• **GIVEN EXERCISE**
Without the pictures, return each record as it appears.

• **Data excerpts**
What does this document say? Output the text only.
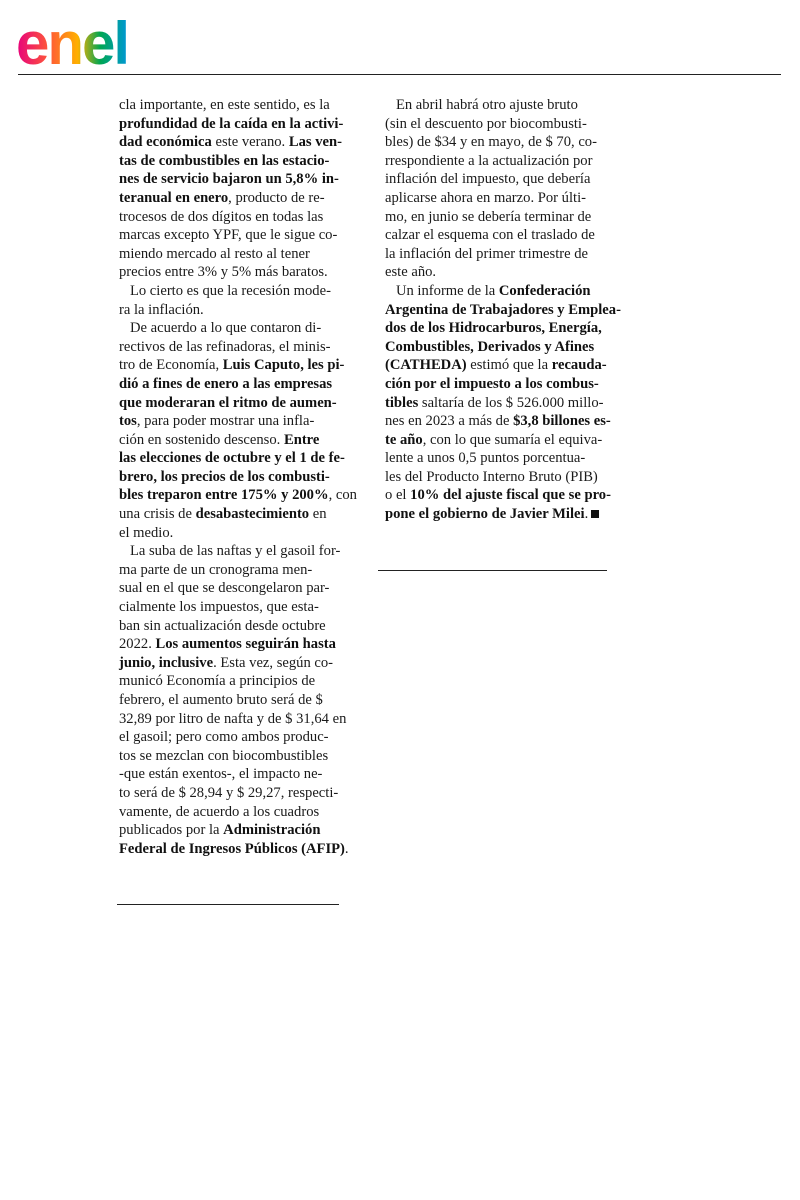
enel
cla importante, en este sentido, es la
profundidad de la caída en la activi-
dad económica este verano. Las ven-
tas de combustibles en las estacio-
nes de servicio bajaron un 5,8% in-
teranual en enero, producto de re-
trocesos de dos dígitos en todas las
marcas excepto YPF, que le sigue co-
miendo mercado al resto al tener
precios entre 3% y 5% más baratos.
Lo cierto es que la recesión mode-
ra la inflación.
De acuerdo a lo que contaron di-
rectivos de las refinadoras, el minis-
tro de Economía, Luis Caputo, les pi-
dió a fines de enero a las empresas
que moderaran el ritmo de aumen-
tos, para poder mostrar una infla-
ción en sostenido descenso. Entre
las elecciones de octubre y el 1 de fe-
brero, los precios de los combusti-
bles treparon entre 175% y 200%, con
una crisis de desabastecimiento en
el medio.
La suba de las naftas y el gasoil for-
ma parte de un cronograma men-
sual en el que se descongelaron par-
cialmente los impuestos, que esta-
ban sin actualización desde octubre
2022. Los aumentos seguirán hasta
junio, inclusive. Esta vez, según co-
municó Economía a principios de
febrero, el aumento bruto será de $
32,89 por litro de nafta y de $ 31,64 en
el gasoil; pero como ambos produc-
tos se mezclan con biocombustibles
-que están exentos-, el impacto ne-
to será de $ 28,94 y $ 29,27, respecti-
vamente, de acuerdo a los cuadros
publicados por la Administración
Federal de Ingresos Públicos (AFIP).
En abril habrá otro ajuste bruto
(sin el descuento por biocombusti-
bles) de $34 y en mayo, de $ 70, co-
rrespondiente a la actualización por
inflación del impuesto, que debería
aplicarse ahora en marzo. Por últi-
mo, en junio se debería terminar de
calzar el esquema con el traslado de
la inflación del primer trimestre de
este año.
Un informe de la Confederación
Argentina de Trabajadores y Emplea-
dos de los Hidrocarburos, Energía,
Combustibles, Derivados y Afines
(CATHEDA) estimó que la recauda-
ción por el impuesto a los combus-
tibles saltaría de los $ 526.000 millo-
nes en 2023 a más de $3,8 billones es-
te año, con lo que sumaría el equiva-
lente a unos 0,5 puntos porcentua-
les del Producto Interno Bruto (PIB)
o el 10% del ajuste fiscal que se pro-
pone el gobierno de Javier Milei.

• **WRITTEN RESPONSE**
What does this document say? Output the text only.
enel
cla importante, en este sentido, es la
profundidad de la caída en la activi-
dad económica este verano. Las ven-
tas de combustibles en las estacio-
nes de servicio bajaron un 5,8% in-
teranual en enero, producto de re-
trocesos de dos dígitos en todas las
marcas excepto YPF, que le sigue co-
miendo mercado al resto al tener
precios entre 3% y 5% más baratos.
Lo cierto es que la recesión mode-
ra la inflación.
De acuerdo a lo que contaron di-
rectivos de las refinadoras, el minis-
tro de Economía, Luis Caputo, les pi-
dió a fines de enero a las empresas
que moderaran el ritmo de aumen-
tos, para poder mostrar una infla-
ción en sostenido descenso. Entre
las elecciones de octubre y el 1 de fe-
brero, los precios de los combusti-
bles treparon entre 175% y 200%, con
una crisis de desabastecimiento en
el medio.
La suba de las naftas y el gasoil for-
ma parte de un cronograma men-
sual en el que se descongelaron par-
cialmente los impuestos, que esta-
ban sin actualización desde octubre
2022. Los aumentos seguirán hasta
junio, inclusive. Esta vez, según co-
municó Economía a principios de
febrero, el aumento bruto será de $
32,89 por litro de nafta y de $ 31,64 en
el gasoil; pero como ambos produc-
tos se mezclan con biocombustibles
-que están exentos-, el impacto ne-
to será de $ 28,94 y $ 29,27, respecti-
vamente, de acuerdo a los cuadros
publicados por la Administración
Federal de Ingresos Públicos (AFIP).
En abril habrá otro ajuste bruto
(sin el descuento por biocombusti-
bles) de $34 y en mayo, de $ 70, co-
rrespondiente a la actualización por
inflación del impuesto, que debería
aplicarse ahora en marzo. Por últi-
mo, en junio se debería terminar de
calzar el esquema con el traslado de
la inflación del primer trimestre de
este año.
Un informe de la Confederación
Argentina de Trabajadores y Emplea-
dos de los Hidrocarburos, Energía,
Combustibles, Derivados y Afines
(CATHEDA) estimó que la recauda-
ción por el impuesto a los combus-
tibles saltaría de los $ 526.000 millo-
nes en 2023 a más de $3,8 billones es-
te año, con lo que sumaría el equiva-
lente a unos 0,5 puntos porcentua-
les del Producto Interno Bruto (PIB)
o el 10% del ajuste fiscal que se pro-
pone el gobierno de Javier Milei.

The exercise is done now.